*Task data*:
--------

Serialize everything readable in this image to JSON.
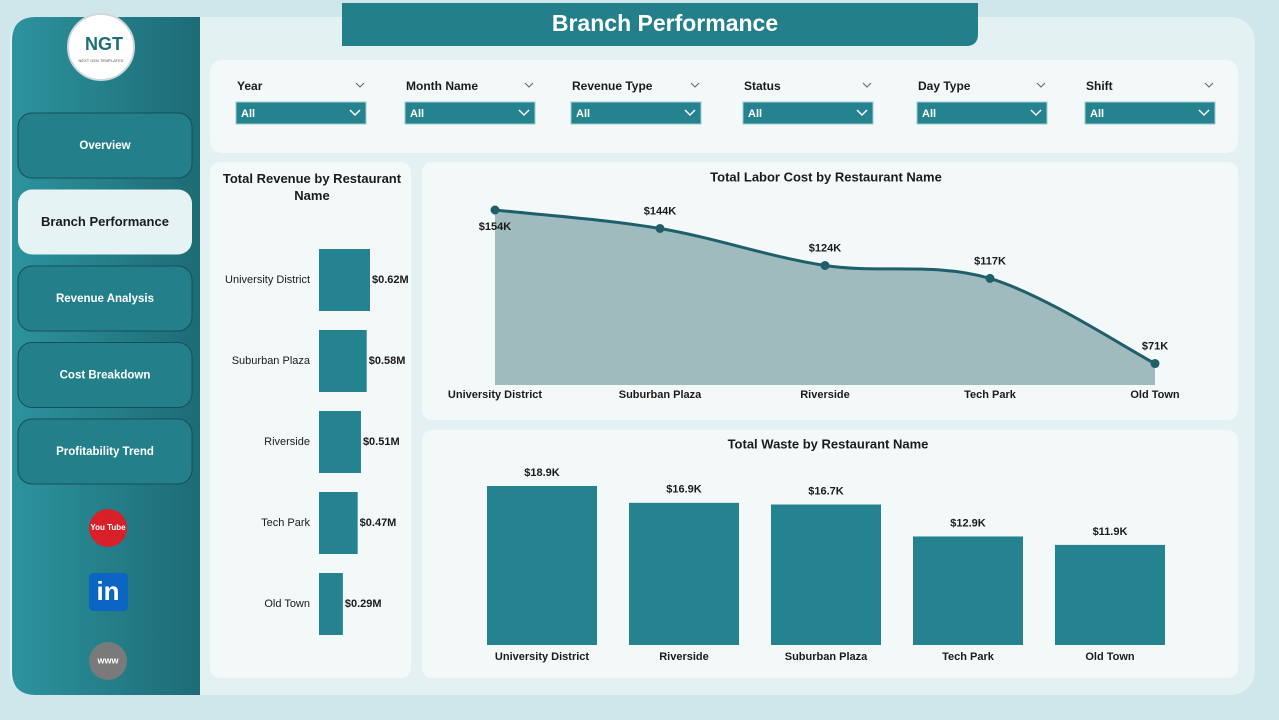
{
  "header": {
    "title": "Branch Performance",
    "logo": "NGT",
    "logo_subtitle": "NEXT GEN TEMPLATES"
  },
  "nav": {
    "items": [
      "Overview",
      "Branch Performance",
      "Revenue Analysis",
      "Cost Breakdown",
      "Profitability Trend"
    ],
    "active": 1
  },
  "social": [
    "You Tube",
    "in",
    "www"
  ],
  "filters": [
    {
      "label": "Year",
      "value": "All"
    },
    {
      "label": "Month Name",
      "value": "All"
    },
    {
      "label": "Revenue Type",
      "value": "All"
    },
    {
      "label": "Status",
      "value": "All"
    },
    {
      "label": "Day Type",
      "value": "All"
    },
    {
      "label": "Shift",
      "value": "All"
    }
  ],
  "chart_data": [
    {
      "type": "bar",
      "orientation": "horizontal",
      "title": "Total Revenue by Restaurant Name",
      "categories": [
        "University District",
        "Suburban Plaza",
        "Riverside",
        "Tech Park",
        "Old Town"
      ],
      "values": [
        0.62,
        0.58,
        0.51,
        0.47,
        0.29
      ],
      "value_labels": [
        "$0.62M",
        "$0.58M",
        "$0.51M",
        "$0.47M",
        "$0.29M"
      ],
      "color": "#25838f"
    },
    {
      "type": "area",
      "title": "Total Labor Cost by Restaurant Name",
      "categories": [
        "University District",
        "Suburban Plaza",
        "Riverside",
        "Tech Park",
        "Old Town"
      ],
      "values": [
        154,
        144,
        124,
        117,
        71
      ],
      "value_labels": [
        "$154K",
        "$144K",
        "$124K",
        "$117K",
        "$71K"
      ],
      "color": "#1f5f6b",
      "fill": "#9ab7bb"
    },
    {
      "type": "bar",
      "orientation": "vertical",
      "title": "Total Waste by Restaurant Name",
      "categories": [
        "University District",
        "Riverside",
        "Suburban Plaza",
        "Tech Park",
        "Old Town"
      ],
      "values": [
        18.9,
        16.9,
        16.7,
        12.9,
        11.9
      ],
      "value_labels": [
        "$18.9K",
        "$16.9K",
        "$16.7K",
        "$12.9K",
        "$11.9K"
      ],
      "color": "#25838f"
    }
  ]
}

--------

*Task requirements*:
All of the data above should be quoted exactly, except for the pictures.

*Exercise response*:
Serialize everything readable in this image to JSON.
{
  "header": {
    "title": "Branch Performance",
    "logo": "NGT",
    "logo_subtitle": "NEXT GEN TEMPLATES"
  },
  "nav": {
    "items": [
      "Overview",
      "Branch Performance",
      "Revenue Analysis",
      "Cost Breakdown",
      "Profitability Trend"
    ],
    "active": 1
  },
  "social": [
    "You Tube",
    "in",
    "www"
  ],
  "filters": [
    {
      "label": "Year",
      "value": "All"
    },
    {
      "label": "Month Name",
      "value": "All"
    },
    {
      "label": "Revenue Type",
      "value": "All"
    },
    {
      "label": "Status",
      "value": "All"
    },
    {
      "label": "Day Type",
      "value": "All"
    },
    {
      "label": "Shift",
      "value": "All"
    }
  ],
  "chart_data": [
    {
      "type": "bar",
      "orientation": "horizontal",
      "title": "Total Revenue by Restaurant Name",
      "categories": [
        "University District",
        "Suburban Plaza",
        "Riverside",
        "Tech Park",
        "Old Town"
      ],
      "values": [
        0.62,
        0.58,
        0.51,
        0.47,
        0.29
      ],
      "value_labels": [
        "$0.62M",
        "$0.58M",
        "$0.51M",
        "$0.47M",
        "$0.29M"
      ],
      "color": "#25838f"
    },
    {
      "type": "area",
      "title": "Total Labor Cost by Restaurant Name",
      "categories": [
        "University District",
        "Suburban Plaza",
        "Riverside",
        "Tech Park",
        "Old Town"
      ],
      "values": [
        154,
        144,
        124,
        117,
        71
      ],
      "value_labels": [
        "$154K",
        "$144K",
        "$124K",
        "$117K",
        "$71K"
      ],
      "color": "#1f5f6b",
      "fill": "#9ab7bb"
    },
    {
      "type": "bar",
      "orientation": "vertical",
      "title": "Total Waste by Restaurant Name",
      "categories": [
        "University District",
        "Riverside",
        "Suburban Plaza",
        "Tech Park",
        "Old Town"
      ],
      "values": [
        18.9,
        16.9,
        16.7,
        12.9,
        11.9
      ],
      "value_labels": [
        "$18.9K",
        "$16.9K",
        "$16.7K",
        "$12.9K",
        "$11.9K"
      ],
      "color": "#25838f"
    }
  ]
}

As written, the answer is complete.